Copy all the entries word for word, but omit the pictures.
** start of Material for this task **
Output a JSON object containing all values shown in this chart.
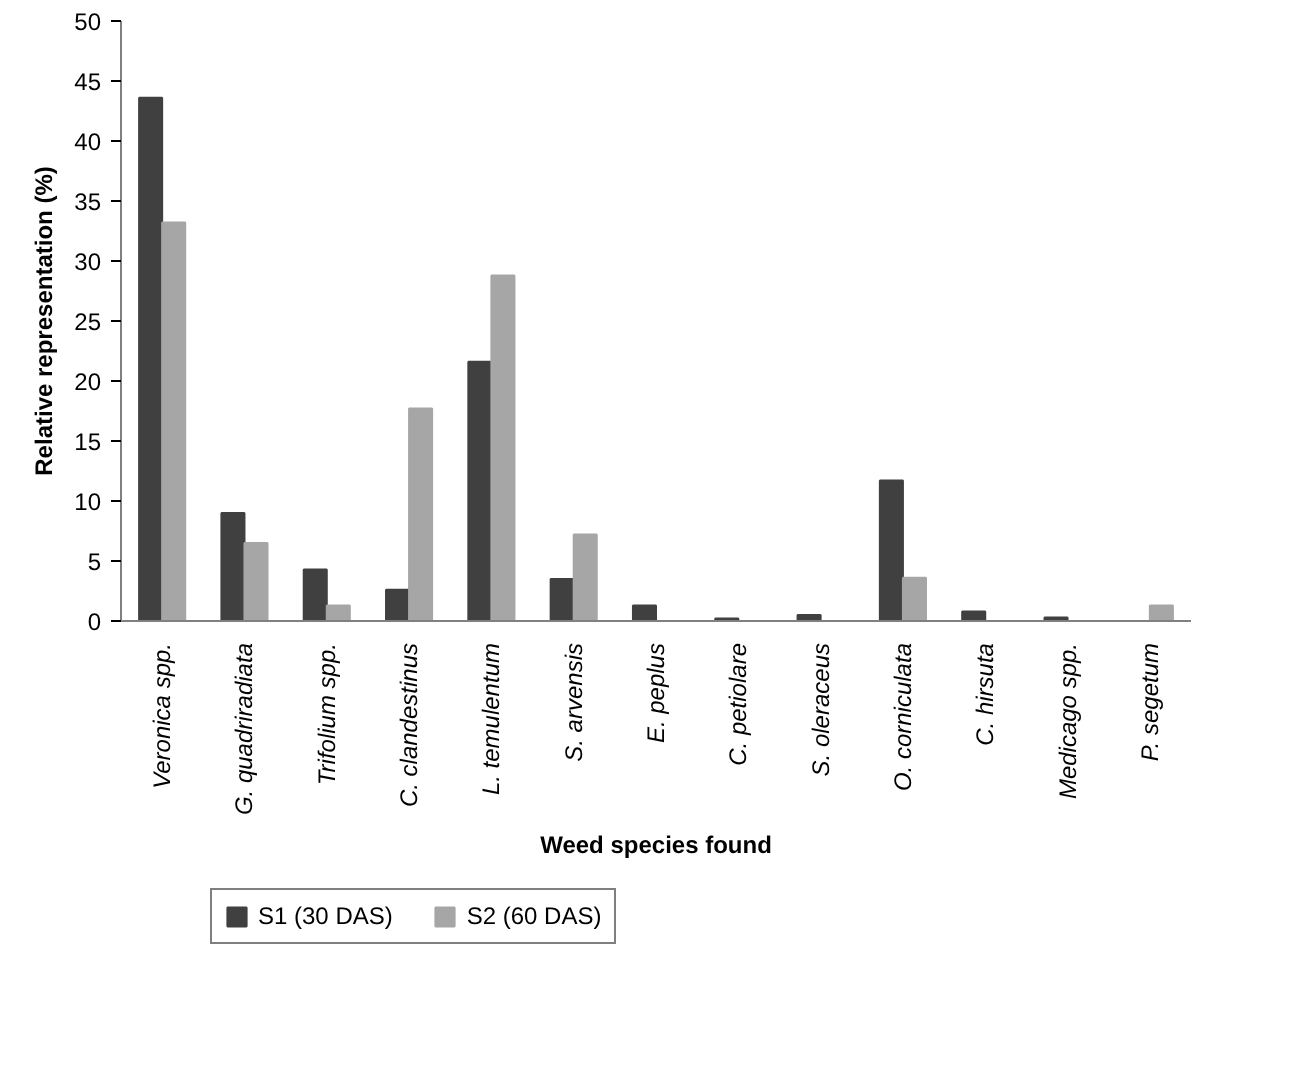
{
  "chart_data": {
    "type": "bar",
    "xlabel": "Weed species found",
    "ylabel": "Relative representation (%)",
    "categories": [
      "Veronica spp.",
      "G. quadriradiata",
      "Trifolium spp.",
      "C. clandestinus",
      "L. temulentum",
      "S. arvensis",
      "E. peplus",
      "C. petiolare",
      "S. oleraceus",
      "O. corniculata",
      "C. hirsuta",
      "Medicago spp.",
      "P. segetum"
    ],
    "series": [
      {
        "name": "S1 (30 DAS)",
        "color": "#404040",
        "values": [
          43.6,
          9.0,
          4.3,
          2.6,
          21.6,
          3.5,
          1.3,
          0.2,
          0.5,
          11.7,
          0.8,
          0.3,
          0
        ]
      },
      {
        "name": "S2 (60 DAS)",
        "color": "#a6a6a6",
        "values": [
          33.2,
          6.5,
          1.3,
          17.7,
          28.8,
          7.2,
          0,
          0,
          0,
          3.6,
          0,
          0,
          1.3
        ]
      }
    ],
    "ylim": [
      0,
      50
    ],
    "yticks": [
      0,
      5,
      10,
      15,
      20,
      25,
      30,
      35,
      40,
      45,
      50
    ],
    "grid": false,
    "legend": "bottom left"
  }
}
** end of Material for this task **
**Written solution**
Output a JSON object containing all values shown in this chart.
{
  "chart_data": {
    "type": "bar",
    "xlabel": "Weed species found",
    "ylabel": "Relative representation (%)",
    "categories": [
      "Veronica spp.",
      "G. quadriradiata",
      "Trifolium spp.",
      "C. clandestinus",
      "L. temulentum",
      "S. arvensis",
      "E. peplus",
      "C. petiolare",
      "S. oleraceus",
      "O. corniculata",
      "C. hirsuta",
      "Medicago spp.",
      "P. segetum"
    ],
    "series": [
      {
        "name": "S1 (30 DAS)",
        "color": "#404040",
        "values": [
          43.6,
          9.0,
          4.3,
          2.6,
          21.6,
          3.5,
          1.3,
          0.2,
          0.5,
          11.7,
          0.8,
          0.3,
          0
        ]
      },
      {
        "name": "S2 (60 DAS)",
        "color": "#a6a6a6",
        "values": [
          33.2,
          6.5,
          1.3,
          17.7,
          28.8,
          7.2,
          0,
          0,
          0,
          3.6,
          0,
          0,
          1.3
        ]
      }
    ],
    "ylim": [
      0,
      50
    ],
    "yticks": [
      0,
      5,
      10,
      15,
      20,
      25,
      30,
      35,
      40,
      45,
      50
    ],
    "grid": false,
    "legend": "bottom left"
  }
}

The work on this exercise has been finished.